[Goal]:
Copy the data below exactly.

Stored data
——————

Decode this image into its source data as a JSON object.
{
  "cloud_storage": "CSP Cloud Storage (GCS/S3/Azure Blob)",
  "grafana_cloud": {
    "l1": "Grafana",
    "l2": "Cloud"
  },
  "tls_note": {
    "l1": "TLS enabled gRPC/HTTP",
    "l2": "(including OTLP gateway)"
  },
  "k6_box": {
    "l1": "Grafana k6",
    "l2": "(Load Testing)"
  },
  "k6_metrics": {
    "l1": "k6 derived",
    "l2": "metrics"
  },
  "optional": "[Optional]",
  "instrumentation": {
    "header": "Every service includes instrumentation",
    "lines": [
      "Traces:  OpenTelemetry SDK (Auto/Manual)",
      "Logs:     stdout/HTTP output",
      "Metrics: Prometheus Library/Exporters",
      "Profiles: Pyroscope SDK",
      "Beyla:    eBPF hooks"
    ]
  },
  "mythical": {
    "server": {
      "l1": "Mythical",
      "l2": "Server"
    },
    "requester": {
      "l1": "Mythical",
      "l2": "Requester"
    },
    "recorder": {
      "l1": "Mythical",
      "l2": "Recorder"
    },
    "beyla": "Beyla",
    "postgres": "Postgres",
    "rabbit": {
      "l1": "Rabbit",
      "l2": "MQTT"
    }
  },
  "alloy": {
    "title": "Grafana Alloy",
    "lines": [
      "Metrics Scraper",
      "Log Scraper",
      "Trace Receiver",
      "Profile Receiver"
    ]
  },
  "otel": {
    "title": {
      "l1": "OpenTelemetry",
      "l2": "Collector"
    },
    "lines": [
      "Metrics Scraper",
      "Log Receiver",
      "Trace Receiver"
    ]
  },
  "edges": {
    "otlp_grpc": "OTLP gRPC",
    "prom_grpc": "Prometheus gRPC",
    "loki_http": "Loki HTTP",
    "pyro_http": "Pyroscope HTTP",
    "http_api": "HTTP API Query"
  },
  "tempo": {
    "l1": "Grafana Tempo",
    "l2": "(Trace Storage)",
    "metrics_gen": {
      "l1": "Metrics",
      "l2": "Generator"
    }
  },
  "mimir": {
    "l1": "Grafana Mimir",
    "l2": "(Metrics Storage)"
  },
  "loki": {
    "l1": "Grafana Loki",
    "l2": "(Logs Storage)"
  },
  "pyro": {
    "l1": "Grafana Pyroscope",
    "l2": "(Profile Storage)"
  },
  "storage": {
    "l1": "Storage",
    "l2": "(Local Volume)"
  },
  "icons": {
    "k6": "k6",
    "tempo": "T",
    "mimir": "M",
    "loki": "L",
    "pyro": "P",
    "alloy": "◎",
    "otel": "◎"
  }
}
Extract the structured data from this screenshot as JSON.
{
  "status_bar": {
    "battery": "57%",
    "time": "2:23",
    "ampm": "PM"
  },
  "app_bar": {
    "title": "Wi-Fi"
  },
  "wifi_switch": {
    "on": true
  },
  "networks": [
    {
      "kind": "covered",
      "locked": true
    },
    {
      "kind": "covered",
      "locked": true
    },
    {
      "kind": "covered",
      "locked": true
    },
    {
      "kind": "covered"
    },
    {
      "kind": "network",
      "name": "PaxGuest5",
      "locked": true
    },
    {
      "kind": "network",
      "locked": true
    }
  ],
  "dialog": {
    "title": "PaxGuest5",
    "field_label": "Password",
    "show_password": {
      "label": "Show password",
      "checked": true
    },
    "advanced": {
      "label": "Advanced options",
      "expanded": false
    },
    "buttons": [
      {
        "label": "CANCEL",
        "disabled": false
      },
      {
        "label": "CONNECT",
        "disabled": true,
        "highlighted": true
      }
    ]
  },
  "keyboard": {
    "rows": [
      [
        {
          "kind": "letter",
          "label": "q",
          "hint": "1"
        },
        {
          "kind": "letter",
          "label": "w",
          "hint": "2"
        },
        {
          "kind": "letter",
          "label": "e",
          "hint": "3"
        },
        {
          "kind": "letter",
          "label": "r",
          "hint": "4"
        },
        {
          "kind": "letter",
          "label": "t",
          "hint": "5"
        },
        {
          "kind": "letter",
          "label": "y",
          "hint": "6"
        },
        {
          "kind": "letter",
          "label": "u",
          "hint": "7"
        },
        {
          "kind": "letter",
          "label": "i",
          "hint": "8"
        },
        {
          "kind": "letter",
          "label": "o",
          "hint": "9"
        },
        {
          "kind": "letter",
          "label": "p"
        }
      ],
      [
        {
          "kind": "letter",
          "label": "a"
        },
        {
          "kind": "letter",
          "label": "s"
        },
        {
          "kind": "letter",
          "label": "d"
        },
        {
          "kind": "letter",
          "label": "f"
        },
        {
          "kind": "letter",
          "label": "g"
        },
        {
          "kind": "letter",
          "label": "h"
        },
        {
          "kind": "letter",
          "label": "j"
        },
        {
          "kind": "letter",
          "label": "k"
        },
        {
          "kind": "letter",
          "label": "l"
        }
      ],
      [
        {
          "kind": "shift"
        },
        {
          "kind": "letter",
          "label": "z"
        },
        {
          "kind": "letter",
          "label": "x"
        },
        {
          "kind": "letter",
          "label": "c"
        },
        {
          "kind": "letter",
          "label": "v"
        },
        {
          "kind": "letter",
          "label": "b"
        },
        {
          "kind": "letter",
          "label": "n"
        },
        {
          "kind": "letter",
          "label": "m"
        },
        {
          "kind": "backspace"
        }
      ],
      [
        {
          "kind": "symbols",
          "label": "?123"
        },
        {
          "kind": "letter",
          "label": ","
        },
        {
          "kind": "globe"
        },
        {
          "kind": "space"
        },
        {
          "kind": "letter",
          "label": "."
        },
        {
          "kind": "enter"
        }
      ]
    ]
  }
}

——————

[Completed exercise]:
Decode this image into its source data as a JSON object.
{
  "cloud_storage": "CSP Cloud Storage (GCS/S3/Azure Blob)",
  "grafana_cloud": {
    "l1": "Grafana",
    "l2": "Cloud"
  },
  "tls_note": {
    "l1": "TLS enabled gRPC/HTTP",
    "l2": "(including OTLP gateway)"
  },
  "k6_box": {
    "l1": "Grafana k6",
    "l2": "(Load Testing)"
  },
  "k6_metrics": {
    "l1": "k6 derived",
    "l2": "metrics"
  },
  "optional": "[Optional]",
  "instrumentation": {
    "header": "Every service includes instrumentation",
    "lines": [
      "Traces:  OpenTelemetry SDK (Auto/Manual)",
      "Logs:     stdout/HTTP output",
      "Metrics: Prometheus Library/Exporters",
      "Profiles: Pyroscope SDK",
      "Beyla:    eBPF hooks"
    ]
  },
  "mythical": {
    "server": {
      "l1": "Mythical",
      "l2": "Server"
    },
    "requester": {
      "l1": "Mythical",
      "l2": "Requester"
    },
    "recorder": {
      "l1": "Mythical",
      "l2": "Recorder"
    },
    "beyla": "Beyla",
    "postgres": "Postgres",
    "rabbit": {
      "l1": "Rabbit",
      "l2": "MQTT"
    }
  },
  "alloy": {
    "title": "Grafana Alloy",
    "lines": [
      "Metrics Scraper",
      "Log Scraper",
      "Trace Receiver",
      "Profile Receiver"
    ]
  },
  "otel": {
    "title": {
      "l1": "OpenTelemetry",
      "l2": "Collector"
    },
    "lines": [
      "Metrics Scraper",
      "Log Receiver",
      "Trace Receiver"
    ]
  },
  "edges": {
    "otlp_grpc": "OTLP gRPC",
    "prom_grpc": "Prometheus gRPC",
    "loki_http": "Loki HTTP",
    "pyro_http": "Pyroscope HTTP",
    "http_api": "HTTP API Query"
  },
  "tempo": {
    "l1": "Grafana Tempo",
    "l2": "(Trace Storage)",
    "metrics_gen": {
      "l1": "Metrics",
      "l2": "Generator"
    }
  },
  "mimir": {
    "l1": "Grafana Mimir",
    "l2": "(Metrics Storage)"
  },
  "loki": {
    "l1": "Grafana Loki",
    "l2": "(Logs Storage)"
  },
  "pyro": {
    "l1": "Grafana Pyroscope",
    "l2": "(Profile Storage)"
  },
  "storage": {
    "l1": "Storage",
    "l2": "(Local Volume)"
  },
  "icons": {
    "k6": "k6",
    "tempo": "T",
    "mimir": "M",
    "loki": "L",
    "pyro": "P",
    "alloy": "◎",
    "otel": "◎"
  }
}
Extract the structured data from this screenshot as JSON.
{
  "status_bar": {
    "battery": "57%",
    "time": "2:23",
    "ampm": "PM"
  },
  "app_bar": {
    "title": "Wi-Fi"
  },
  "wifi_switch": {
    "on": true
  },
  "networks": [
    {
      "kind": "covered",
      "locked": true
    },
    {
      "kind": "covered",
      "locked": true
    },
    {
      "kind": "covered",
      "locked": true
    },
    {
      "kind": "covered"
    },
    {
      "kind": "network",
      "name": "PaxGuest5",
      "locked": true
    },
    {
      "kind": "network",
      "locked": true
    }
  ],
  "dialog": {
    "title": "PaxGuest5",
    "field_label": "Password",
    "show_password": {
      "label": "Show password",
      "checked": true
    },
    "advanced": {
      "label": "Advanced options",
      "expanded": false
    },
    "buttons": [
      {
        "label": "CANCEL",
        "disabled": false
      },
      {
        "label": "CONNECT",
        "disabled": true,
        "highlighted": true
      }
    ]
  },
  "keyboard": {
    "rows": [
      [
        {
          "kind": "letter",
          "label": "q",
          "hint": "1"
        },
        {
          "kind": "letter",
          "label": "w",
          "hint": "2"
        },
        {
          "kind": "letter",
          "label": "e",
          "hint": "3"
        },
        {
          "kind": "letter",
          "label": "r",
          "hint": "4"
        },
        {
          "kind": "letter",
          "label": "t",
          "hint": "5"
        },
        {
          "kind": "letter",
          "label": "y",
          "hint": "6"
        },
        {
          "kind": "letter",
          "label": "u",
          "hint": "7"
        },
        {
          "kind": "letter",
          "label": "i",
          "hint": "8"
        },
        {
          "kind": "letter",
          "label": "o",
          "hint": "9"
        },
        {
          "kind": "letter",
          "label": "p"
        }
      ],
      [
        {
          "kind": "letter",
          "label": "a"
        },
        {
          "kind": "letter",
          "label": "s"
        },
        {
          "kind": "letter",
          "label": "d"
        },
        {
          "kind": "letter",
          "label": "f"
        },
        {
          "kind": "letter",
          "label": "g"
        },
        {
          "kind": "letter",
          "label": "h"
        },
        {
          "kind": "letter",
          "label": "j"
        },
        {
          "kind": "letter",
          "label": "k"
        },
        {
          "kind": "letter",
          "label": "l"
        }
      ],
      [
        {
          "kind": "shift"
        },
        {
          "kind": "letter",
          "label": "z"
        },
        {
          "kind": "letter",
          "label": "x"
        },
        {
          "kind": "letter",
          "label": "c"
        },
        {
          "kind": "letter",
          "label": "v"
        },
        {
          "kind": "letter",
          "label": "b"
        },
        {
          "kind": "letter",
          "label": "n"
        },
        {
          "kind": "letter",
          "label": "m"
        },
        {
          "kind": "backspace"
        }
      ],
      [
        {
          "kind": "symbols",
          "label": "?123"
        },
        {
          "kind": "letter",
          "label": ","
        },
        {
          "kind": "globe"
        },
        {
          "kind": "space"
        },
        {
          "kind": "letter",
          "label": "."
        },
        {
          "kind": "enter"
        }
      ]
    ]
  }
}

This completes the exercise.